TASK MATERIAL -

- - -

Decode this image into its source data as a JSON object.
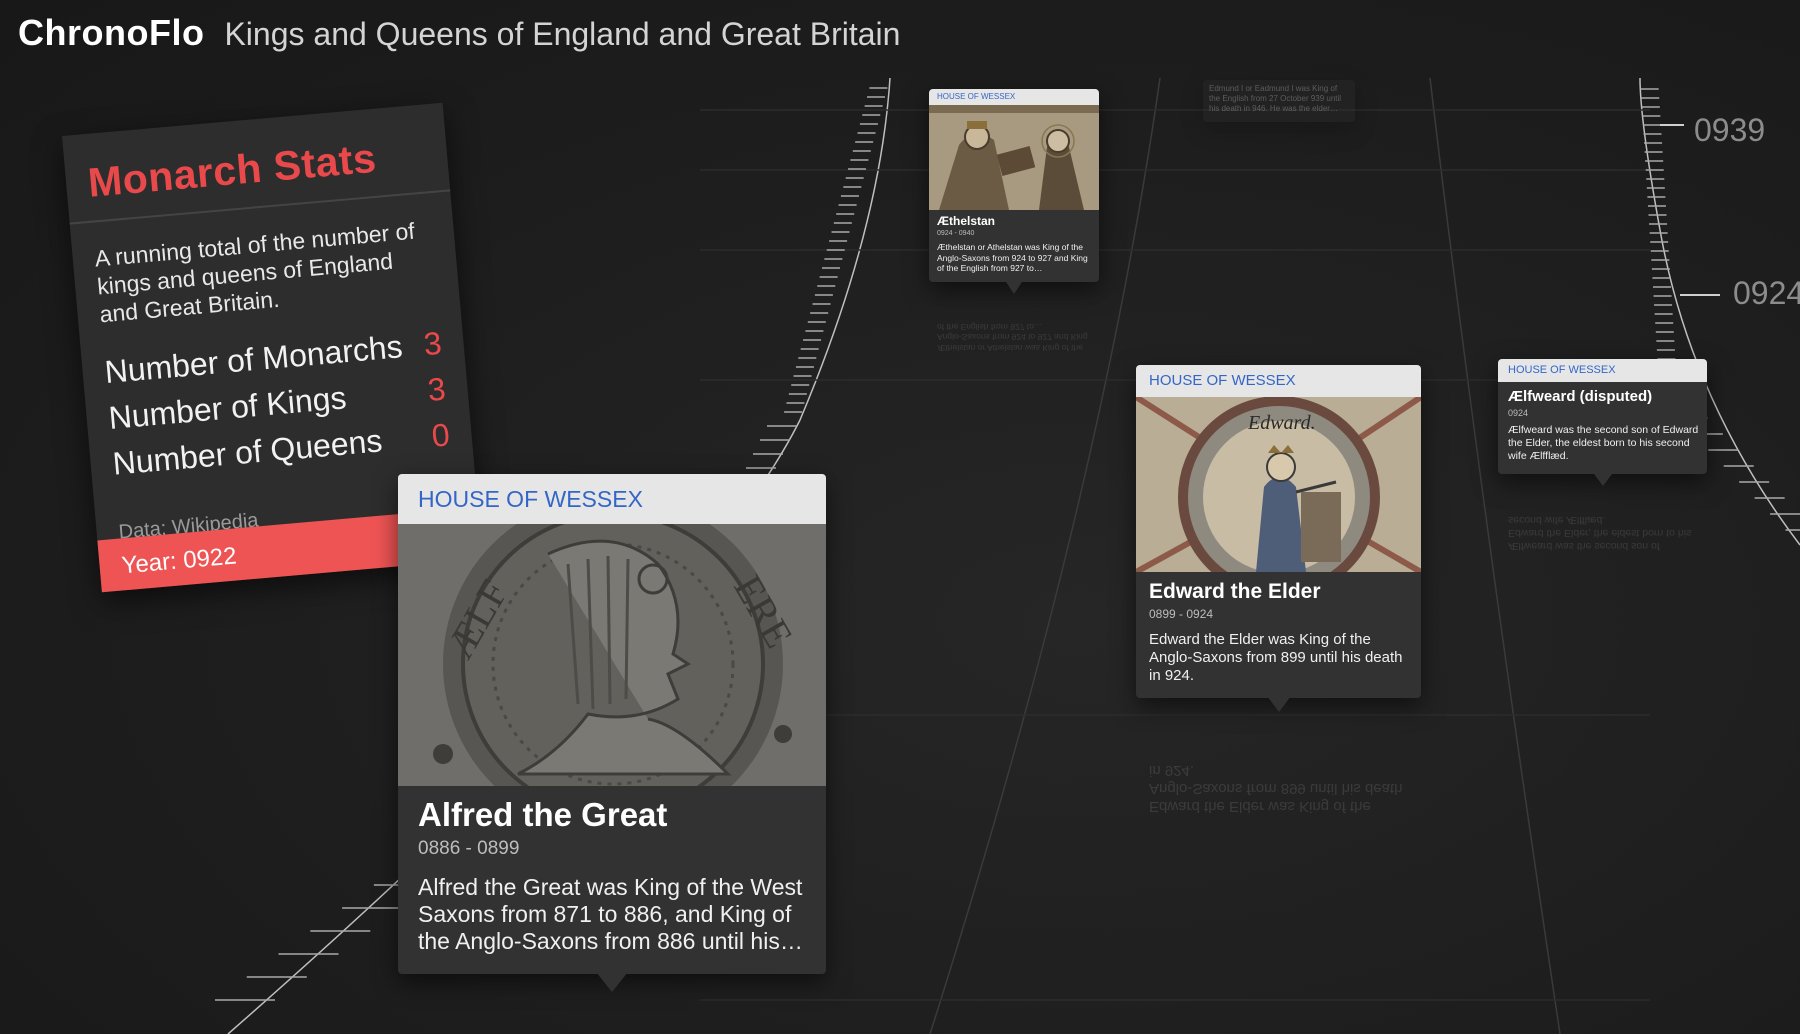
{
  "header": {
    "app_title": "ChronoFlo",
    "page_title": "Kings and Queens of England and Great Britain"
  },
  "timeline": {
    "year_labels": [
      "0939",
      "0924"
    ]
  },
  "stats": {
    "title": "Monarch Stats",
    "description": "A running total of the number of kings and queens of England and Great Britain.",
    "rows": [
      {
        "label": "Number of Monarchs",
        "value": "3"
      },
      {
        "label": "Number of Kings",
        "value": "3"
      },
      {
        "label": "Number of Queens",
        "value": "0"
      }
    ],
    "source": "Data: Wikipedia",
    "year": "Year: 0922"
  },
  "cards": {
    "alfred": {
      "house": "HOUSE OF WESSEX",
      "name": "Alfred the Great",
      "dates": "0886 - 0899",
      "description": "Alfred the Great was King of the West Saxons from 871 to 886, and King of the Anglo-Saxons from 886 until his…",
      "image_icon": "silver-coin-portrait"
    },
    "edward": {
      "house": "HOUSE OF WESSEX",
      "name": "Edward the Elder",
      "dates": "0899 - 0924",
      "description": "Edward the Elder was King of the Anglo-Saxons from 899 until his death in 924.",
      "image_icon": "enthroned-king-roundel"
    },
    "aelfweard": {
      "house": "HOUSE OF WESSEX",
      "name": "Ælfweard (disputed)",
      "dates": "0924",
      "description": "Ælfweard was the second son of Edward the Elder, the eldest born to his second wife Ælfflæd."
    },
    "aethelstan": {
      "house": "HOUSE OF WESSEX",
      "name": "Æthelstan",
      "dates": "0924 - 0940",
      "description": "Æthelstan or Athelstan was King of the Anglo-Saxons from 924 to 927 and King of the English from 927 to…",
      "image_icon": "manuscript-king-presenting-book"
    },
    "edmund": {
      "description": "Edmund I or Eadmund I was King of the English from 27 October 939 until his death in 946. He was the elder…"
    }
  },
  "colors": {
    "accent": "#e9494a",
    "year_bar": "#ef5454",
    "house_text": "#3466c8",
    "background": "#1d1d1d"
  }
}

- - -

Copy out every line that includes the word "until".

FULL RESPONSE -
      "description": "Alfred the Great was King of the West Saxons from 871 to 886, and King of the Anglo-Saxons from 886 until his…",
      "description": "Edward the Elder was King of the Anglo-Saxons from 899 until his death in 924.",
      "description": "Edmund I or Eadmund I was King of the English from 27 October 939 until his death in 946. He was the elder…"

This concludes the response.